Dataset records
________________________________________
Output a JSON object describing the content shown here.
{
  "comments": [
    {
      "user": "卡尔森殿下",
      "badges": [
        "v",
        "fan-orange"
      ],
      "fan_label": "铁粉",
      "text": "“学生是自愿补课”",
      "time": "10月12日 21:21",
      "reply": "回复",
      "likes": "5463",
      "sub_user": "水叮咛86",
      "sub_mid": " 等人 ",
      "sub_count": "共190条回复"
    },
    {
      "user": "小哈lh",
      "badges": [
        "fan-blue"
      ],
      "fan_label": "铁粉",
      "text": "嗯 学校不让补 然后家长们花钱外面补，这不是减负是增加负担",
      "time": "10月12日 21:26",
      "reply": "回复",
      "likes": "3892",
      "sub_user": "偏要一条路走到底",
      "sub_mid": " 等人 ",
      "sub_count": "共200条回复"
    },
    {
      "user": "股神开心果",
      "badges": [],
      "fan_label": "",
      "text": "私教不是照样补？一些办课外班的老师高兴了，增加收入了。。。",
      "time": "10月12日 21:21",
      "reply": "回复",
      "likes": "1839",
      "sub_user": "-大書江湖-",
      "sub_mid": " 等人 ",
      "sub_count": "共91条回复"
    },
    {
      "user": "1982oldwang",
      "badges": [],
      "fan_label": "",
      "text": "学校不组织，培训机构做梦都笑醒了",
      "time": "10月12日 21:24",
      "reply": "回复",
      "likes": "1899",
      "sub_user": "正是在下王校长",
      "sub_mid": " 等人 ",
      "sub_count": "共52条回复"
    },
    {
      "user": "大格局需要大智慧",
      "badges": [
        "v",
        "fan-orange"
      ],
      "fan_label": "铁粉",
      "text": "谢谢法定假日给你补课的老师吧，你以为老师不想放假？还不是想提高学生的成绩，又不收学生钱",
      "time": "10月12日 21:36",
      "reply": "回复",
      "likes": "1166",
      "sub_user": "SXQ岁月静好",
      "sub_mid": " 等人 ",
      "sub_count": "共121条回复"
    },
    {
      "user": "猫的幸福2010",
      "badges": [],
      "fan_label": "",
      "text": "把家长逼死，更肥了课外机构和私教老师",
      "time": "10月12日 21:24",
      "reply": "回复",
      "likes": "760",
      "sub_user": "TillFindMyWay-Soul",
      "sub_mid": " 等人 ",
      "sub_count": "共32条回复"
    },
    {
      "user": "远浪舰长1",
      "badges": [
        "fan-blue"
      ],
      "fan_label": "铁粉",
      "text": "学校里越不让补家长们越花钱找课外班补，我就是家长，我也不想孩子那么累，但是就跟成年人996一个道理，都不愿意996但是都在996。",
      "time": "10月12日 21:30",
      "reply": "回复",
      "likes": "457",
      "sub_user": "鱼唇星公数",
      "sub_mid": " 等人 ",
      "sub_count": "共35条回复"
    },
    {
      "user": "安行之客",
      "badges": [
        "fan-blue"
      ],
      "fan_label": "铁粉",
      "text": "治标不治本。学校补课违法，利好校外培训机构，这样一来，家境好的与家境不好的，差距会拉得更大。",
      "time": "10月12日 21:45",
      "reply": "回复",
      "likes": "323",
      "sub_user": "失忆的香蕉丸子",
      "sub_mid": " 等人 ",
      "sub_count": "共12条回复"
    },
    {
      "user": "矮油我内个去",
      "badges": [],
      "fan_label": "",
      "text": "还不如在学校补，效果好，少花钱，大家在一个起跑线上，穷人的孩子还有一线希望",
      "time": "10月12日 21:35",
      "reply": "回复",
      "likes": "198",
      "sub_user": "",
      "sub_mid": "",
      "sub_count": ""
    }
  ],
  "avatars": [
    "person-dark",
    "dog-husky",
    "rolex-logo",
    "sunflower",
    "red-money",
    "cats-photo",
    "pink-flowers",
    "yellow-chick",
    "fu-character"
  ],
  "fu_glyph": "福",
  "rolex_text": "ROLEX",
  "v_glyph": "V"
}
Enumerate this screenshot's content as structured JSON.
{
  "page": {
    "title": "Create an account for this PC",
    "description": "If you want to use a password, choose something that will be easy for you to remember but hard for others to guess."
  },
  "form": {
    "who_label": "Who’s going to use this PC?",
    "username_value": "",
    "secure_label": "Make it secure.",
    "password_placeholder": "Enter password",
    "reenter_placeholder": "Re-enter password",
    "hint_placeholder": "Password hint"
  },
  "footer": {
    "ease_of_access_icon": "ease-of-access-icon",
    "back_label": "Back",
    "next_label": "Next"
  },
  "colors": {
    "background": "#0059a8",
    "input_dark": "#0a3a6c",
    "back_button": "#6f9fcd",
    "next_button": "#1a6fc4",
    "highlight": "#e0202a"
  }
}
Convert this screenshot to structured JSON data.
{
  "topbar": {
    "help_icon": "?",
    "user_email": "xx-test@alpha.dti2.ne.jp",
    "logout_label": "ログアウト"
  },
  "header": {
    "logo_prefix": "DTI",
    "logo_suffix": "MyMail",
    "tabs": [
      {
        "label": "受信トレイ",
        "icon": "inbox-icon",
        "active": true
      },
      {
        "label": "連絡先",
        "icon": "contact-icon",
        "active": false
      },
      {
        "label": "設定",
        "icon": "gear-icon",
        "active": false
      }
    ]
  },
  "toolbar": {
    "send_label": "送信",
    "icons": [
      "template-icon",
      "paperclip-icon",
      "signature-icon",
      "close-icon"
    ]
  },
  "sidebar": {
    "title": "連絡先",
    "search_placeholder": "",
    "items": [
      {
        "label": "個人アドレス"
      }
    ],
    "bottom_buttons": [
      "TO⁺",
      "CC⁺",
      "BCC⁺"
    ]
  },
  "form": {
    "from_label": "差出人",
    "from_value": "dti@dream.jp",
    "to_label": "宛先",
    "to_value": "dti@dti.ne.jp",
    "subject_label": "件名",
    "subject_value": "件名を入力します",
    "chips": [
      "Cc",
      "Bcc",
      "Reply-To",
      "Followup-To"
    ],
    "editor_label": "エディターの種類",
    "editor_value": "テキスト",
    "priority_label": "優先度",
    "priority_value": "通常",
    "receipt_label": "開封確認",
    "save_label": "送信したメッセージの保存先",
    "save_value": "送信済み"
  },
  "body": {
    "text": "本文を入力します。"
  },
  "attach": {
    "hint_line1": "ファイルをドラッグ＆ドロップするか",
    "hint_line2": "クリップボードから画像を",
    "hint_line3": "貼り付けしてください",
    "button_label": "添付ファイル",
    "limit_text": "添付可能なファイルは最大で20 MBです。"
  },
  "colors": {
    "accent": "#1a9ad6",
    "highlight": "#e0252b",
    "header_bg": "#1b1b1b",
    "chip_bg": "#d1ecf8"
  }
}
________________________________________
## To be done
Quote only the lines from the line containing "Convert this screenshot" through the end of the listing, please, keeping both the first and the last line.

## Full solution
Convert this screenshot to structured JSON data.
{
  "topbar": {
    "help_icon": "?",
    "user_email": "xx-test@alpha.dti2.ne.jp",
    "logout_label": "ログアウト"
  },
  "header": {
    "logo_prefix": "DTI",
    "logo_suffix": "MyMail",
    "tabs": [
      {
        "label": "受信トレイ",
        "icon": "inbox-icon",
        "active": true
      },
      {
        "label": "連絡先",
        "icon": "contact-icon",
        "active": false
      },
      {
        "label": "設定",
        "icon": "gear-icon",
        "active": false
      }
    ]
  },
  "toolbar": {
    "send_label": "送信",
    "icons": [
      "template-icon",
      "paperclip-icon",
      "signature-icon",
      "close-icon"
    ]
  },
  "sidebar": {
    "title": "連絡先",
    "search_placeholder": "",
    "items": [
      {
        "label": "個人アドレス"
      }
    ],
    "bottom_buttons": [
      "TO⁺",
      "CC⁺",
      "BCC⁺"
    ]
  },
  "form": {
    "from_label": "差出人",
    "from_value": "dti@dream.jp",
    "to_label": "宛先",
    "to_value": "dti@dti.ne.jp",
    "subject_label": "件名",
    "subject_value": "件名を入力します",
    "chips": [
      "Cc",
      "Bcc",
      "Reply-To",
      "Followup-To"
    ],
    "editor_label": "エディターの種類",
    "editor_value": "テキスト",
    "priority_label": "優先度",
    "priority_value": "通常",
    "receipt_label": "開封確認",
    "save_label": "送信したメッセージの保存先",
    "save_value": "送信済み"
  },
  "body": {
    "text": "本文を入力します。"
  },
  "attach": {
    "hint_line1": "ファイルをドラッグ＆ドロップするか",
    "hint_line2": "クリップボードから画像を",
    "hint_line3": "貼り付けしてください",
    "button_label": "添付ファイル",
    "limit_text": "添付可能なファイルは最大で20 MBです。"
  },
  "colors": {
    "accent": "#1a9ad6",
    "highlight": "#e0252b",
    "header_bg": "#1b1b1b",
    "chip_bg": "#d1ecf8"
  }
}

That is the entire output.